What to do -> Write out the whole listing word for word.

Extracted information ->
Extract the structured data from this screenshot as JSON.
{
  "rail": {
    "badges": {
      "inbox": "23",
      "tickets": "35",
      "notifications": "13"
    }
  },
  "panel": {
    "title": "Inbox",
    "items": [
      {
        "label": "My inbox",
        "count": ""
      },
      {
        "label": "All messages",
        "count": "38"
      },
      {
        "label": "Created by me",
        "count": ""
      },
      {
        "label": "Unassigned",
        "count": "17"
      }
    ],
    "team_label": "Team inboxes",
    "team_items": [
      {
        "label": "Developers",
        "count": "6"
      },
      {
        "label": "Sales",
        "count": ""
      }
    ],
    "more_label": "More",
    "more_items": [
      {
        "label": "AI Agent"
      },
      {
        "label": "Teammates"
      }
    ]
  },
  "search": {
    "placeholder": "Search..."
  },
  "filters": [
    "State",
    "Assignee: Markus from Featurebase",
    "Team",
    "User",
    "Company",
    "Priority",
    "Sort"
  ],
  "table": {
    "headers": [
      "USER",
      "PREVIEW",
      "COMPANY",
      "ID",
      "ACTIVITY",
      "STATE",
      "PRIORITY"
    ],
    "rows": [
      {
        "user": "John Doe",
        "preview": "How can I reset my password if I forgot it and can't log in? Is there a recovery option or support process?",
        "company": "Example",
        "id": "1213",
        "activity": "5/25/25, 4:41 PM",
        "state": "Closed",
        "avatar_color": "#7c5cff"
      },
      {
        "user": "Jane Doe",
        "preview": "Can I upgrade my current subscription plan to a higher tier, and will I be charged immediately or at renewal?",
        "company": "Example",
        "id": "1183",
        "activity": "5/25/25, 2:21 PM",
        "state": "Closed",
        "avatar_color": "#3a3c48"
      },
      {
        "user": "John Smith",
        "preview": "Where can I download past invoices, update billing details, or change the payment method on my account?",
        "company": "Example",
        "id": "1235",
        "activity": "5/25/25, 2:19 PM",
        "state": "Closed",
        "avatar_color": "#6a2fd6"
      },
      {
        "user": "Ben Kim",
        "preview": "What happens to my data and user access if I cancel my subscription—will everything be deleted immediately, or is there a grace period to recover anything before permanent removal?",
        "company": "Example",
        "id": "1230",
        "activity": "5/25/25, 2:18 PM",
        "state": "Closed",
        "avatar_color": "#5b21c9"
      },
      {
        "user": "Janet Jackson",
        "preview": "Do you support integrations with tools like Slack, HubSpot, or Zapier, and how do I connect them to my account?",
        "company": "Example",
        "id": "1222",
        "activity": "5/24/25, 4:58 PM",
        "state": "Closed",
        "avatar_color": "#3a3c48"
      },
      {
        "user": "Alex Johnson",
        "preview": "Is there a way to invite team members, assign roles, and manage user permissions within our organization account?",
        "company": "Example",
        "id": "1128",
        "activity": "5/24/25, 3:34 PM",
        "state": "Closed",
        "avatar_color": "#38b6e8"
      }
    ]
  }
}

The reply ->
Extract the structured data from this screenshot as JSON.
{
  "rail": {
    "badges": {
      "inbox": "23",
      "tickets": "35",
      "notifications": "13"
    }
  },
  "panel": {
    "title": "Inbox",
    "items": [
      {
        "label": "My inbox",
        "count": ""
      },
      {
        "label": "All messages",
        "count": "38"
      },
      {
        "label": "Created by me",
        "count": ""
      },
      {
        "label": "Unassigned",
        "count": "17"
      }
    ],
    "team_label": "Team inboxes",
    "team_items": [
      {
        "label": "Developers",
        "count": "6"
      },
      {
        "label": "Sales",
        "count": ""
      }
    ],
    "more_label": "More",
    "more_items": [
      {
        "label": "AI Agent"
      },
      {
        "label": "Teammates"
      }
    ]
  },
  "search": {
    "placeholder": "Search..."
  },
  "filters": [
    "State",
    "Assignee: Markus from Featurebase",
    "Team",
    "User",
    "Company",
    "Priority",
    "Sort"
  ],
  "table": {
    "headers": [
      "USER",
      "PREVIEW",
      "COMPANY",
      "ID",
      "ACTIVITY",
      "STATE",
      "PRIORITY"
    ],
    "rows": [
      {
        "user": "John Doe",
        "preview": "How can I reset my password if I forgot it and can't log in? Is there a recovery option or support process?",
        "company": "Example",
        "id": "1213",
        "activity": "5/25/25, 4:41 PM",
        "state": "Closed",
        "avatar_color": "#7c5cff"
      },
      {
        "user": "Jane Doe",
        "preview": "Can I upgrade my current subscription plan to a higher tier, and will I be charged immediately or at renewal?",
        "company": "Example",
        "id": "1183",
        "activity": "5/25/25, 2:21 PM",
        "state": "Closed",
        "avatar_color": "#3a3c48"
      },
      {
        "user": "John Smith",
        "preview": "Where can I download past invoices, update billing details, or change the payment method on my account?",
        "company": "Example",
        "id": "1235",
        "activity": "5/25/25, 2:19 PM",
        "state": "Closed",
        "avatar_color": "#6a2fd6"
      },
      {
        "user": "Ben Kim",
        "preview": "What happens to my data and user access if I cancel my subscription—will everything be deleted immediately, or is there a grace period to recover anything before permanent removal?",
        "company": "Example",
        "id": "1230",
        "activity": "5/25/25, 2:18 PM",
        "state": "Closed",
        "avatar_color": "#5b21c9"
      },
      {
        "user": "Janet Jackson",
        "preview": "Do you support integrations with tools like Slack, HubSpot, or Zapier, and how do I connect them to my account?",
        "company": "Example",
        "id": "1222",
        "activity": "5/24/25, 4:58 PM",
        "state": "Closed",
        "avatar_color": "#3a3c48"
      },
      {
        "user": "Alex Johnson",
        "preview": "Is there a way to invite team members, assign roles, and manage user permissions within our organization account?",
        "company": "Example",
        "id": "1128",
        "activity": "5/24/25, 3:34 PM",
        "state": "Closed",
        "avatar_color": "#38b6e8"
      }
    ]
  }
}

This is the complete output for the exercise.